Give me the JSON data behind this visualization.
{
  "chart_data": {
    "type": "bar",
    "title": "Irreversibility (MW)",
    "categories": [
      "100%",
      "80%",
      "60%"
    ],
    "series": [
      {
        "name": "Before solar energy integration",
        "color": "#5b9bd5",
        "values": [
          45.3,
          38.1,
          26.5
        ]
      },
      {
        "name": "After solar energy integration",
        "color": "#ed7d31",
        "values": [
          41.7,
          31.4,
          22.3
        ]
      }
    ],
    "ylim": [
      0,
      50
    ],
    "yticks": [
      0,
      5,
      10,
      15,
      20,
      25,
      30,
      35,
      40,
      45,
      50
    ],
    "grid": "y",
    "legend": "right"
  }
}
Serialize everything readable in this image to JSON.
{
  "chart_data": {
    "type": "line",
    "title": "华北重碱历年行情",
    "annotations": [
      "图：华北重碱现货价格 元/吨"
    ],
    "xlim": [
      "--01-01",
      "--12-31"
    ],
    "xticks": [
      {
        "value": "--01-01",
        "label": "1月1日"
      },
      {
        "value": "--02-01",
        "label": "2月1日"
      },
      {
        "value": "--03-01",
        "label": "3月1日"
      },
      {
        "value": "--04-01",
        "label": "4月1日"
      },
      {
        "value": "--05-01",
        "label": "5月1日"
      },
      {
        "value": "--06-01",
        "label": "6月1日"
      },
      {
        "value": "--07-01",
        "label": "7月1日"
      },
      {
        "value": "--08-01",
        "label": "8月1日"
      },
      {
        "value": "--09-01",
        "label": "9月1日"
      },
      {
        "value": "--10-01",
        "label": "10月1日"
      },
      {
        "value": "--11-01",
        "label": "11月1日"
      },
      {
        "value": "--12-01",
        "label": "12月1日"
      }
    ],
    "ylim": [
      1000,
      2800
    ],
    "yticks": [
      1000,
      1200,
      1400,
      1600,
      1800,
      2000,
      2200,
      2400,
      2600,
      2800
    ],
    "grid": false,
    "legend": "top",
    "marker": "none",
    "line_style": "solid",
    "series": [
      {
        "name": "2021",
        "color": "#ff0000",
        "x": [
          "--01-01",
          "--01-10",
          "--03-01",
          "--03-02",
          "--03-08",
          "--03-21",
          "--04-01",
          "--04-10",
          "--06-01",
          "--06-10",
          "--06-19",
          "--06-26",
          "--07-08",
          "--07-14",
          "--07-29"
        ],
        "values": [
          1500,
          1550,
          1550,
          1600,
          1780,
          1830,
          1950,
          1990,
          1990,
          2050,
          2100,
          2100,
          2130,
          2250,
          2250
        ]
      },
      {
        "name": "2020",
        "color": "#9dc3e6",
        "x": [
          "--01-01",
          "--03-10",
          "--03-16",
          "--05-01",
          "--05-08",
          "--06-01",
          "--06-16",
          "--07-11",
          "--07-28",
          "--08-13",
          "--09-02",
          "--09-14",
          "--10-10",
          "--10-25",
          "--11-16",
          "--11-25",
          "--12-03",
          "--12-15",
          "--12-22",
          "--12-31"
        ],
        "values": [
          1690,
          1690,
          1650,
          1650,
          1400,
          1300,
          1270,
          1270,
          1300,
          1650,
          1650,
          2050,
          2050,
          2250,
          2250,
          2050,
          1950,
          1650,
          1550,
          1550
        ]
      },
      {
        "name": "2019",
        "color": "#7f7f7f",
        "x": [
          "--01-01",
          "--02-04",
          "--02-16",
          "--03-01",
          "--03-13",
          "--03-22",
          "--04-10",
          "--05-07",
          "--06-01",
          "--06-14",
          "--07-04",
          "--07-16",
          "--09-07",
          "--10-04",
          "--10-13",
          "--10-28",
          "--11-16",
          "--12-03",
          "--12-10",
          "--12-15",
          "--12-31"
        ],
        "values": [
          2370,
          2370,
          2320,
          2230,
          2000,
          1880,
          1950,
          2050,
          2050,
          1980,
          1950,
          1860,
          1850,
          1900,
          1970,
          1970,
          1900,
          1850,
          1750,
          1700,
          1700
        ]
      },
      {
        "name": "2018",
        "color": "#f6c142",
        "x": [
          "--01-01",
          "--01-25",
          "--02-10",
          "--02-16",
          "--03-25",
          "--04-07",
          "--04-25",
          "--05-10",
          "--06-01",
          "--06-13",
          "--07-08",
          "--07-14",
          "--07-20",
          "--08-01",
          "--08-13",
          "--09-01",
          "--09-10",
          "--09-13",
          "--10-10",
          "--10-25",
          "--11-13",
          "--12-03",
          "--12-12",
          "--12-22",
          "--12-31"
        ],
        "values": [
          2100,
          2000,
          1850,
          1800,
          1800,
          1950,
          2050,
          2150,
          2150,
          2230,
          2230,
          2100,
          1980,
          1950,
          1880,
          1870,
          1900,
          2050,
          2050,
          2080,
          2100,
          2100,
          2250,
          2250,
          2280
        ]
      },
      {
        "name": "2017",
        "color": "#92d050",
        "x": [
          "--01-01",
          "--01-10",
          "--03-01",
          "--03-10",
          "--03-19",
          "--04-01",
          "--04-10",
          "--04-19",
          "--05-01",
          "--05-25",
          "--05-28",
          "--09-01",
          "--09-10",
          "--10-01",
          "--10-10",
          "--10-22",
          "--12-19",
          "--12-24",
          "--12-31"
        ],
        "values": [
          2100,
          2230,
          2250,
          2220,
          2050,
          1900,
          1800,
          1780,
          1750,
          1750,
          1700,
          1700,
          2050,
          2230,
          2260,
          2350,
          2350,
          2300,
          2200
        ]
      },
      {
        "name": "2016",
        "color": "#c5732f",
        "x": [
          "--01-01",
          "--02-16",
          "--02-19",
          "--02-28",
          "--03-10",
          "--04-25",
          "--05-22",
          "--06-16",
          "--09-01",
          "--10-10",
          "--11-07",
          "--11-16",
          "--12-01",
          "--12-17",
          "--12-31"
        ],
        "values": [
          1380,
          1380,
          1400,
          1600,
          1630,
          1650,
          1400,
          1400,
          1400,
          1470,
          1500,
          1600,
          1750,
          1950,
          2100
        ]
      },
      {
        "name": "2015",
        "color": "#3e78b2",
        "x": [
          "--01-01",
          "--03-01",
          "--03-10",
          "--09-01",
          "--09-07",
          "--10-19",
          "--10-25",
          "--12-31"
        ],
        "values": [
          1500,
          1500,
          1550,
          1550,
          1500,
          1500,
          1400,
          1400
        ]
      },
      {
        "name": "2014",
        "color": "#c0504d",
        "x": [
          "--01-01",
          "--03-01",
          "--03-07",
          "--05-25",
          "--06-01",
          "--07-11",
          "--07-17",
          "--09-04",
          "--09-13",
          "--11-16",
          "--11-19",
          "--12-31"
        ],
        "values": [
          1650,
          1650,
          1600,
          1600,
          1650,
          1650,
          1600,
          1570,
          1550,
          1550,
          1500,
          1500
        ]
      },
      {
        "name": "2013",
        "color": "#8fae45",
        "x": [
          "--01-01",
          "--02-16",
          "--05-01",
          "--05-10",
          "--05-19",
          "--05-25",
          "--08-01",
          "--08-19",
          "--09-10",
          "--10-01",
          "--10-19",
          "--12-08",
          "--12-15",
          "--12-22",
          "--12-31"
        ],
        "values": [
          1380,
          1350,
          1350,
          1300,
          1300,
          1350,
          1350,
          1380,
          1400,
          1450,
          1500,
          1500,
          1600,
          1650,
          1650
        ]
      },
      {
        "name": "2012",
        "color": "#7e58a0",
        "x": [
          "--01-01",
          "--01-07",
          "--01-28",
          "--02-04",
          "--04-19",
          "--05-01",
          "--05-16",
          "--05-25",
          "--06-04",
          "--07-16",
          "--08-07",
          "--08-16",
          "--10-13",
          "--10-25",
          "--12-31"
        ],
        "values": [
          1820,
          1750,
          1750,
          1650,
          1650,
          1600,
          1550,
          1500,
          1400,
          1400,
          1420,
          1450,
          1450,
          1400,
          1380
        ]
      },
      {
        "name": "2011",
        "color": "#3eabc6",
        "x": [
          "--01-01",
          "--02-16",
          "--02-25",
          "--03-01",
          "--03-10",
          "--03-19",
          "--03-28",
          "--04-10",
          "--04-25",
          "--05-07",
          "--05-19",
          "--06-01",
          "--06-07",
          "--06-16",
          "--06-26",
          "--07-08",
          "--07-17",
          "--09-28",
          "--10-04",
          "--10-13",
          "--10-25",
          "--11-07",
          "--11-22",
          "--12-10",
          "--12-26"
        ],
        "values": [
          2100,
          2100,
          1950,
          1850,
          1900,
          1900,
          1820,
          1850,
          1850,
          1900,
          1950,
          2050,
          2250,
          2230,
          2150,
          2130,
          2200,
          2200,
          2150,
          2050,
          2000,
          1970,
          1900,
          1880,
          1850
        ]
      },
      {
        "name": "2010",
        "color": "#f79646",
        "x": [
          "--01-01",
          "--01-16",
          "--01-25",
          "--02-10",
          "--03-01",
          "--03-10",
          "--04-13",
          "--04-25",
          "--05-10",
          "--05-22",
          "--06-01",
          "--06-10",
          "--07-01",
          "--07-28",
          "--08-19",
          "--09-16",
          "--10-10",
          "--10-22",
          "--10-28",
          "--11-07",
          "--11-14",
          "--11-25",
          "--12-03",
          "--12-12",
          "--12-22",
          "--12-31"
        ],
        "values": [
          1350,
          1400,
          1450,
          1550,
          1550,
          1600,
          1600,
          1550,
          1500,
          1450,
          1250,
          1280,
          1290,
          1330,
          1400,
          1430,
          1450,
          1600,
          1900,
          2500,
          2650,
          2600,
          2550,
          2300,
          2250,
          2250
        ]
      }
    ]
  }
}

▶ _Written exercise_: How many of the lines above contain the string "integration"? Give the number only.

▶ _The completed task_: 2